-- Begin --

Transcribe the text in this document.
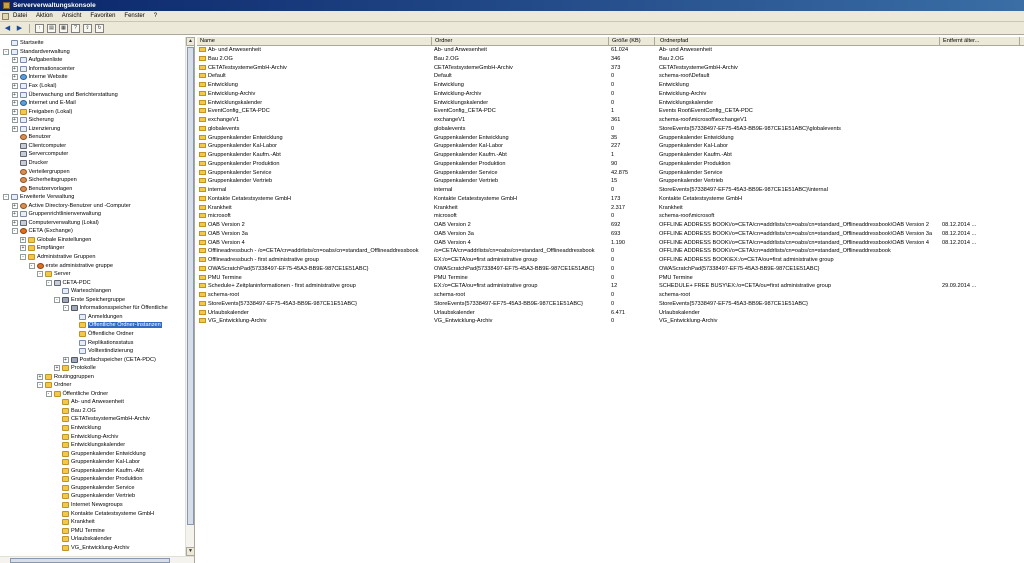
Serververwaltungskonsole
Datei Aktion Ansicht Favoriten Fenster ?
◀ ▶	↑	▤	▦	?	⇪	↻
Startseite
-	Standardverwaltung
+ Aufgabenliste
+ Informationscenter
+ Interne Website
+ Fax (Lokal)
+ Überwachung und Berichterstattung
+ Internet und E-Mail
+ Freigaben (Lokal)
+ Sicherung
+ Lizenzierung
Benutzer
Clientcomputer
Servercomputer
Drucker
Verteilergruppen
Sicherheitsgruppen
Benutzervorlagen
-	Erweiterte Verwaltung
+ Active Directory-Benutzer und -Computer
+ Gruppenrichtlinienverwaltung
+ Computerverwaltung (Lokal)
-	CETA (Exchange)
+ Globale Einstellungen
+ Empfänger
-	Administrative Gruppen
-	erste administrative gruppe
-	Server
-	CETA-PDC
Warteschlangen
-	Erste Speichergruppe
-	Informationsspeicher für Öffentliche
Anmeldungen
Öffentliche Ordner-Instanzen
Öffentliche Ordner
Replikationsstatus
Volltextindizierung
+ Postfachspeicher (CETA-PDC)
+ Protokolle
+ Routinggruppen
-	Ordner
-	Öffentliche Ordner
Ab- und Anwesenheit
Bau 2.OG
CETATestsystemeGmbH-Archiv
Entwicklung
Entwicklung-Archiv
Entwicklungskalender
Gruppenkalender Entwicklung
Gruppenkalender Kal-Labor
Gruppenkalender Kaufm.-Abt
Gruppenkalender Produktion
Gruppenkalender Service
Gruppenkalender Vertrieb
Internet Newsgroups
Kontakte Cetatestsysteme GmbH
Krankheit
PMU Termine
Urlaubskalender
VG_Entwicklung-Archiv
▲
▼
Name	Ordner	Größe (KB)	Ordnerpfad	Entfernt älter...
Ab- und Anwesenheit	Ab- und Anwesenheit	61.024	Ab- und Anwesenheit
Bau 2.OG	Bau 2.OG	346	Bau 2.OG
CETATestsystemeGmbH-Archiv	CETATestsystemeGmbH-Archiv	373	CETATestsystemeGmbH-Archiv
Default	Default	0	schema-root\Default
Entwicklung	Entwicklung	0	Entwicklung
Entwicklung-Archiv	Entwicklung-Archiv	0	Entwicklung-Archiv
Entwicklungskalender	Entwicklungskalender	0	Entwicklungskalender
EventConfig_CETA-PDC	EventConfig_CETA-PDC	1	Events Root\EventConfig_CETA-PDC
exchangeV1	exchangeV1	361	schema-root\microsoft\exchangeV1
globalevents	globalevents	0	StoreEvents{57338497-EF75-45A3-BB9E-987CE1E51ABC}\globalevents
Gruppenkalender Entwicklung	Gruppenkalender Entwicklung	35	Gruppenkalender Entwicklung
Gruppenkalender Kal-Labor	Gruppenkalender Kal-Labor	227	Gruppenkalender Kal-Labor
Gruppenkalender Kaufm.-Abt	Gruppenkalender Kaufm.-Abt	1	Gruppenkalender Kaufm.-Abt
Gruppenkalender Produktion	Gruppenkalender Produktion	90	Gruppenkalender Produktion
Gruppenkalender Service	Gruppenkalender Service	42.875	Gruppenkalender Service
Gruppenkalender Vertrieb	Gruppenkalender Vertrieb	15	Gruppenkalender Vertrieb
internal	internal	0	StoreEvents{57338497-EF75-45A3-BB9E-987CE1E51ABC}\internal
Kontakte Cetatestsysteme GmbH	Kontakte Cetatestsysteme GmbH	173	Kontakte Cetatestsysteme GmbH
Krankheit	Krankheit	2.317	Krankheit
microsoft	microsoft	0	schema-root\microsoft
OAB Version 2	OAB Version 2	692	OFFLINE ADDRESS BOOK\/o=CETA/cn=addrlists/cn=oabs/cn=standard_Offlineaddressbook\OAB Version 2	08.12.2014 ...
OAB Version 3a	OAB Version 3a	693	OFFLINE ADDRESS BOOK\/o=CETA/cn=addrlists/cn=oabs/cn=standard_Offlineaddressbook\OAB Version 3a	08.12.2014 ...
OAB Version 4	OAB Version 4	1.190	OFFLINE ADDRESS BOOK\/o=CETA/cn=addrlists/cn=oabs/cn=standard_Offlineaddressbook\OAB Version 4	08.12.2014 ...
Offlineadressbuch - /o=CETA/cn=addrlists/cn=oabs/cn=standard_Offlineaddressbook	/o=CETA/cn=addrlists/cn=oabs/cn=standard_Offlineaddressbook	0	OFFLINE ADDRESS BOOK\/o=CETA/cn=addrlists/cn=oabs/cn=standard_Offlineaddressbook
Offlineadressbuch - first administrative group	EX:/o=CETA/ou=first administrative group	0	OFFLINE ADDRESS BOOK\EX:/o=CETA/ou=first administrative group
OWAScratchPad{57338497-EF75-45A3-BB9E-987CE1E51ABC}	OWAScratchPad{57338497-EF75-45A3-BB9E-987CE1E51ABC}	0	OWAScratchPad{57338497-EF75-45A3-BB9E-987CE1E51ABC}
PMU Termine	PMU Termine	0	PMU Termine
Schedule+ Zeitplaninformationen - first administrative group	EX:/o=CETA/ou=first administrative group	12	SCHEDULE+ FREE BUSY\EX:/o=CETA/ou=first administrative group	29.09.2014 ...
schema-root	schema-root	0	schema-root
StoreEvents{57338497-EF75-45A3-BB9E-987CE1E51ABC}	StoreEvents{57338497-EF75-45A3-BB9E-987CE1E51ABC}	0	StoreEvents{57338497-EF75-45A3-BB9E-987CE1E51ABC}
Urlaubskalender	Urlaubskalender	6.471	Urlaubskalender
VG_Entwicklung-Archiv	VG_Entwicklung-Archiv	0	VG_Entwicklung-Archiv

-- End --

Omitting all images, retype each line of the records precisely.

== RESULT FOR THIS EXERCISE ==
Transcribe the text in this document.
Serververwaltungskonsole
Datei Aktion Ansicht Favoriten Fenster ?
◀ ▶	↑	▤	▦	?	⇪	↻
Startseite
-	Standardverwaltung
+ Aufgabenliste
+ Informationscenter
+ Interne Website
+ Fax (Lokal)
+ Überwachung und Berichterstattung
+ Internet und E-Mail
+ Freigaben (Lokal)
+ Sicherung
+ Lizenzierung
Benutzer
Clientcomputer
Servercomputer
Drucker
Verteilergruppen
Sicherheitsgruppen
Benutzervorlagen
-	Erweiterte Verwaltung
+ Active Directory-Benutzer und -Computer
+ Gruppenrichtlinienverwaltung
+ Computerverwaltung (Lokal)
-	CETA (Exchange)
+ Globale Einstellungen
+ Empfänger
-	Administrative Gruppen
-	erste administrative gruppe
-	Server
-	CETA-PDC
Warteschlangen
-	Erste Speichergruppe
-	Informationsspeicher für Öffentliche
Anmeldungen
Öffentliche Ordner-Instanzen
Öffentliche Ordner
Replikationsstatus
Volltextindizierung
+ Postfachspeicher (CETA-PDC)
+ Protokolle
+ Routinggruppen
-	Ordner
-	Öffentliche Ordner
Ab- und Anwesenheit
Bau 2.OG
CETATestsystemeGmbH-Archiv
Entwicklung
Entwicklung-Archiv
Entwicklungskalender
Gruppenkalender Entwicklung
Gruppenkalender Kal-Labor
Gruppenkalender Kaufm.-Abt
Gruppenkalender Produktion
Gruppenkalender Service
Gruppenkalender Vertrieb
Internet Newsgroups
Kontakte Cetatestsysteme GmbH
Krankheit
PMU Termine
Urlaubskalender
VG_Entwicklung-Archiv
▲
▼
Name	Ordner	Größe (KB)	Ordnerpfad	Entfernt älter...
Ab- und Anwesenheit	Ab- und Anwesenheit	61.024	Ab- und Anwesenheit
Bau 2.OG	Bau 2.OG	346	Bau 2.OG
CETATestsystemeGmbH-Archiv	CETATestsystemeGmbH-Archiv	373	CETATestsystemeGmbH-Archiv
Default	Default	0	schema-root\Default
Entwicklung	Entwicklung	0	Entwicklung
Entwicklung-Archiv	Entwicklung-Archiv	0	Entwicklung-Archiv
Entwicklungskalender	Entwicklungskalender	0	Entwicklungskalender
EventConfig_CETA-PDC	EventConfig_CETA-PDC	1	Events Root\EventConfig_CETA-PDC
exchangeV1	exchangeV1	361	schema-root\microsoft\exchangeV1
globalevents	globalevents	0	StoreEvents{57338497-EF75-45A3-BB9E-987CE1E51ABC}\globalevents
Gruppenkalender Entwicklung	Gruppenkalender Entwicklung	35	Gruppenkalender Entwicklung
Gruppenkalender Kal-Labor	Gruppenkalender Kal-Labor	227	Gruppenkalender Kal-Labor
Gruppenkalender Kaufm.-Abt	Gruppenkalender Kaufm.-Abt	1	Gruppenkalender Kaufm.-Abt
Gruppenkalender Produktion	Gruppenkalender Produktion	90	Gruppenkalender Produktion
Gruppenkalender Service	Gruppenkalender Service	42.875	Gruppenkalender Service
Gruppenkalender Vertrieb	Gruppenkalender Vertrieb	15	Gruppenkalender Vertrieb
internal	internal	0	StoreEvents{57338497-EF75-45A3-BB9E-987CE1E51ABC}\internal
Kontakte Cetatestsysteme GmbH	Kontakte Cetatestsysteme GmbH	173	Kontakte Cetatestsysteme GmbH
Krankheit	Krankheit	2.317	Krankheit
microsoft	microsoft	0	schema-root\microsoft
OAB Version 2	OAB Version 2	692	OFFLINE ADDRESS BOOK\/o=CETA/cn=addrlists/cn=oabs/cn=standard_Offlineaddressbook\OAB Version 2	08.12.2014 ...
OAB Version 3a	OAB Version 3a	693	OFFLINE ADDRESS BOOK\/o=CETA/cn=addrlists/cn=oabs/cn=standard_Offlineaddressbook\OAB Version 3a	08.12.2014 ...
OAB Version 4	OAB Version 4	1.190	OFFLINE ADDRESS BOOK\/o=CETA/cn=addrlists/cn=oabs/cn=standard_Offlineaddressbook\OAB Version 4	08.12.2014 ...
Offlineadressbuch - /o=CETA/cn=addrlists/cn=oabs/cn=standard_Offlineaddressbook	/o=CETA/cn=addrlists/cn=oabs/cn=standard_Offlineaddressbook	0	OFFLINE ADDRESS BOOK\/o=CETA/cn=addrlists/cn=oabs/cn=standard_Offlineaddressbook
Offlineadressbuch - first administrative group	EX:/o=CETA/ou=first administrative group	0	OFFLINE ADDRESS BOOK\EX:/o=CETA/ou=first administrative group
OWAScratchPad{57338497-EF75-45A3-BB9E-987CE1E51ABC}	OWAScratchPad{57338497-EF75-45A3-BB9E-987CE1E51ABC}	0	OWAScratchPad{57338497-EF75-45A3-BB9E-987CE1E51ABC}
PMU Termine	PMU Termine	0	PMU Termine
Schedule+ Zeitplaninformationen - first administrative group	EX:/o=CETA/ou=first administrative group	12	SCHEDULE+ FREE BUSY\EX:/o=CETA/ou=first administrative group	29.09.2014 ...
schema-root	schema-root	0	schema-root
StoreEvents{57338497-EF75-45A3-BB9E-987CE1E51ABC}	StoreEvents{57338497-EF75-45A3-BB9E-987CE1E51ABC}	0	StoreEvents{57338497-EF75-45A3-BB9E-987CE1E51ABC}
Urlaubskalender	Urlaubskalender	6.471	Urlaubskalender
VG_Entwicklung-Archiv	VG_Entwicklung-Archiv	0	VG_Entwicklung-Archiv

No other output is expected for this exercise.